→ **Work to complete**: Give only the number of lines in the listing below where the string "Crude" occurs.

··· Listing ···

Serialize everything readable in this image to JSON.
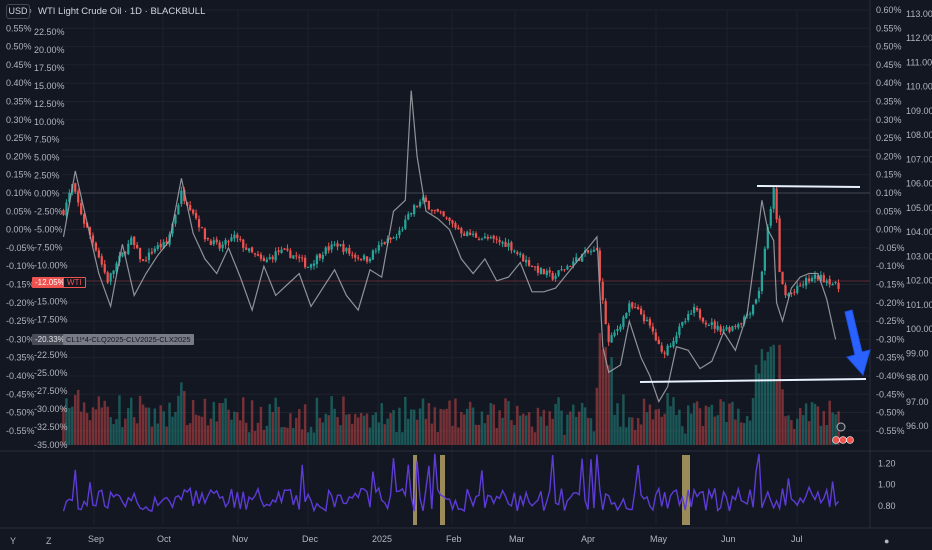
{
  "header": {
    "currency_button": "USD",
    "title": "WTI Light Crude Oil · 1D · BLACKBULL"
  },
  "tags": {
    "last_change": "-12.05%",
    "symbol": "WTI",
    "spread_change": "-20.33%",
    "spread_formula": "CL1!*4-CLQ2025-CLV2025-CLX2025"
  },
  "colors": {
    "background": "#131722",
    "grid": "#1e222d",
    "up": "#26a69a",
    "down": "#ef5350",
    "spread_line": "#a6a8ad",
    "oscillator": "#5d3bd6",
    "highlight": "#c9b26d",
    "annotation": "#e8f2ff",
    "arrow": "#2962ff"
  },
  "icons": [
    "bolt-icon",
    "event-flag-icon",
    "alert-dot-icon",
    "zoom-icon",
    "settings-icon"
  ],
  "chart_data": [
    {
      "type": "candlestick",
      "name": "WTI Light Crude Oil (percent axis)",
      "left_axis_ticks": [
        "0.60%",
        "0.55%",
        "0.50%",
        "0.45%",
        "0.40%",
        "0.35%",
        "0.30%",
        "0.25%",
        "0.20%",
        "0.15%",
        "0.10%",
        "0.05%",
        "0.00%",
        "-0.05%",
        "-0.10%",
        "-0.15%",
        "-0.20%",
        "-0.25%",
        "-0.30%",
        "-0.35%",
        "-0.40%",
        "-0.45%",
        "-0.50%",
        "-0.55%"
      ],
      "right_pct_ticks": [
        "0.60%",
        "0.55%",
        "0.50%",
        "0.45%",
        "0.40%",
        "0.35%",
        "0.30%",
        "0.25%",
        "0.20%",
        "0.15%",
        "0.10%",
        "0.05%",
        "0.00%",
        "-0.05%",
        "-0.10%",
        "-0.15%",
        "-0.20%",
        "-0.25%",
        "-0.30%",
        "-0.35%",
        "-0.40%",
        "-0.45%",
        "-0.50%",
        "-0.55%"
      ],
      "right_price_ticks": [
        "113.00",
        "112.00",
        "111.00",
        "110.00",
        "109.00",
        "108.00",
        "107.00",
        "106.00",
        "105.00",
        "104.00",
        "103.00",
        "102.00",
        "101.00",
        "100.00",
        "99.00",
        "98.00",
        "97.00",
        "96.00"
      ],
      "ylim_pct": [
        -0.575,
        0.6
      ],
      "x_labels": [
        "Sep",
        "Oct",
        "Nov",
        "Dec",
        "2025",
        "Feb",
        "Mar",
        "Apr",
        "May",
        "Jun",
        "Jul"
      ],
      "close_path_pct": [
        [
          0,
          0.05
        ],
        [
          3,
          0.12
        ],
        [
          7,
          0.02
        ],
        [
          11,
          -0.05
        ],
        [
          15,
          -0.14
        ],
        [
          19,
          -0.08
        ],
        [
          23,
          -0.03
        ],
        [
          27,
          -0.09
        ],
        [
          31,
          -0.05
        ],
        [
          35,
          -0.04
        ],
        [
          40,
          0.1
        ],
        [
          44,
          0.05
        ],
        [
          48,
          -0.02
        ],
        [
          53,
          -0.05
        ],
        [
          58,
          -0.02
        ],
        [
          63,
          -0.06
        ],
        [
          68,
          -0.09
        ],
        [
          73,
          -0.06
        ],
        [
          78,
          -0.07
        ],
        [
          83,
          -0.1
        ],
        [
          88,
          -0.06
        ],
        [
          93,
          -0.04
        ],
        [
          98,
          -0.07
        ],
        [
          103,
          -0.08
        ],
        [
          108,
          -0.04
        ],
        [
          113,
          -0.02
        ],
        [
          116,
          0.02
        ],
        [
          119,
          0.06
        ],
        [
          122,
          0.08
        ],
        [
          126,
          0.05
        ],
        [
          131,
          0.02
        ],
        [
          136,
          -0.01
        ],
        [
          141,
          -0.02
        ],
        [
          146,
          -0.03
        ],
        [
          151,
          -0.04
        ],
        [
          156,
          -0.08
        ],
        [
          161,
          -0.11
        ],
        [
          166,
          -0.13
        ],
        [
          171,
          -0.1
        ],
        [
          176,
          -0.07
        ],
        [
          179,
          -0.06
        ],
        [
          181,
          -0.06
        ],
        [
          183,
          -0.2
        ],
        [
          185,
          -0.31
        ],
        [
          188,
          -0.27
        ],
        [
          192,
          -0.21
        ],
        [
          196,
          -0.23
        ],
        [
          200,
          -0.28
        ],
        [
          203,
          -0.34
        ],
        [
          206,
          -0.31
        ],
        [
          210,
          -0.26
        ],
        [
          214,
          -0.22
        ],
        [
          218,
          -0.25
        ],
        [
          222,
          -0.27
        ],
        [
          226,
          -0.27
        ],
        [
          230,
          -0.25
        ],
        [
          233,
          -0.22
        ],
        [
          236,
          -0.17
        ],
        [
          238,
          -0.05
        ],
        [
          240,
          0.05
        ],
        [
          241,
          0.12
        ],
        [
          242,
          0.02
        ],
        [
          243,
          -0.12
        ],
        [
          245,
          -0.18
        ],
        [
          248,
          -0.17
        ],
        [
          252,
          -0.14
        ],
        [
          256,
          -0.13
        ],
        [
          260,
          -0.14
        ],
        [
          263,
          -0.16
        ]
      ],
      "annotations": [
        {
          "kind": "horizontal-line",
          "level_price": 105.6,
          "range": "Jun to Jul"
        },
        {
          "kind": "horizontal-line",
          "level_price": 97.95,
          "range": "May to end"
        },
        {
          "kind": "arrow",
          "direction": "down"
        }
      ]
    },
    {
      "type": "line",
      "name": "CL1!*4-CLQ2025-CLV2025-CLX2025",
      "scale_ticks": [
        "22.50%",
        "20.00%",
        "17.50%",
        "15.00%",
        "12.50%",
        "10.00%",
        "7.50%",
        "5.00%",
        "2.50%",
        "0.00%",
        "-2.50%",
        "-5.00%",
        "-7.50%",
        "-10.00%",
        "-12.50%",
        "-15.00%",
        "-17.50%",
        "-20.00%",
        "-22.50%",
        "-25.00%",
        "-27.50%",
        "-30.00%",
        "-32.50%",
        "-35.00%"
      ],
      "ylim": [
        -35,
        22.5
      ],
      "path": [
        [
          0,
          -0.02
        ],
        [
          4,
          0.16
        ],
        [
          8,
          0.02
        ],
        [
          12,
          -0.12
        ],
        [
          16,
          -0.21
        ],
        [
          20,
          -0.04
        ],
        [
          24,
          -0.18
        ],
        [
          28,
          -0.12
        ],
        [
          32,
          -0.07
        ],
        [
          36,
          -0.03
        ],
        [
          40,
          0.14
        ],
        [
          44,
          -0.01
        ],
        [
          48,
          -0.08
        ],
        [
          52,
          -0.12
        ],
        [
          56,
          -0.05
        ],
        [
          60,
          -0.13
        ],
        [
          64,
          -0.22
        ],
        [
          68,
          -0.1
        ],
        [
          72,
          -0.18
        ],
        [
          76,
          -0.15
        ],
        [
          80,
          -0.12
        ],
        [
          84,
          -0.21
        ],
        [
          88,
          -0.16
        ],
        [
          92,
          -0.11
        ],
        [
          96,
          -0.18
        ],
        [
          100,
          -0.22
        ],
        [
          104,
          -0.11
        ],
        [
          108,
          -0.13
        ],
        [
          112,
          0.05
        ],
        [
          116,
          0.08
        ],
        [
          118,
          0.38
        ],
        [
          120,
          0.2
        ],
        [
          123,
          0.05
        ],
        [
          127,
          0.03
        ],
        [
          131,
          0.0
        ],
        [
          135,
          -0.08
        ],
        [
          139,
          -0.12
        ],
        [
          143,
          -0.08
        ],
        [
          147,
          -0.14
        ],
        [
          151,
          -0.13
        ],
        [
          155,
          -0.09
        ],
        [
          159,
          -0.17
        ],
        [
          163,
          -0.17
        ],
        [
          167,
          -0.16
        ],
        [
          171,
          -0.12
        ],
        [
          175,
          -0.08
        ],
        [
          179,
          -0.04
        ],
        [
          181,
          -0.02
        ],
        [
          183,
          -0.32
        ],
        [
          185,
          -0.39
        ],
        [
          189,
          -0.37
        ],
        [
          192,
          -0.25
        ],
        [
          196,
          -0.35
        ],
        [
          199,
          -0.4
        ],
        [
          202,
          -0.47
        ],
        [
          205,
          -0.43
        ],
        [
          208,
          -0.32
        ],
        [
          212,
          -0.33
        ],
        [
          216,
          -0.38
        ],
        [
          220,
          -0.36
        ],
        [
          224,
          -0.28
        ],
        [
          228,
          -0.33
        ],
        [
          232,
          -0.23
        ],
        [
          235,
          -0.05
        ],
        [
          237,
          0.08
        ],
        [
          239,
          0.0
        ],
        [
          241,
          -0.03
        ],
        [
          242,
          -0.2
        ],
        [
          244,
          -0.25
        ],
        [
          247,
          -0.16
        ],
        [
          250,
          -0.13
        ],
        [
          253,
          -0.12
        ],
        [
          256,
          -0.12
        ],
        [
          259,
          -0.19
        ],
        [
          262,
          -0.3
        ]
      ]
    },
    {
      "type": "bar",
      "name": "Volume",
      "note": "per-candle volume bars colored by candle direction"
    },
    {
      "type": "line",
      "name": "Oscillator",
      "ticks": [
        "1.20",
        "1.00",
        "0.80"
      ],
      "ylim": [
        0.62,
        1.28
      ],
      "highlight_ranges": [
        "mid-January (wide band)",
        "late January (narrow band)",
        "early May"
      ],
      "x_labels": [
        "Sep",
        "Oct",
        "Nov",
        "Dec",
        "2025",
        "Feb",
        "Mar",
        "Apr",
        "May",
        "Jun",
        "Jul"
      ]
    }
  ]
}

···

→ **Task solution**: 2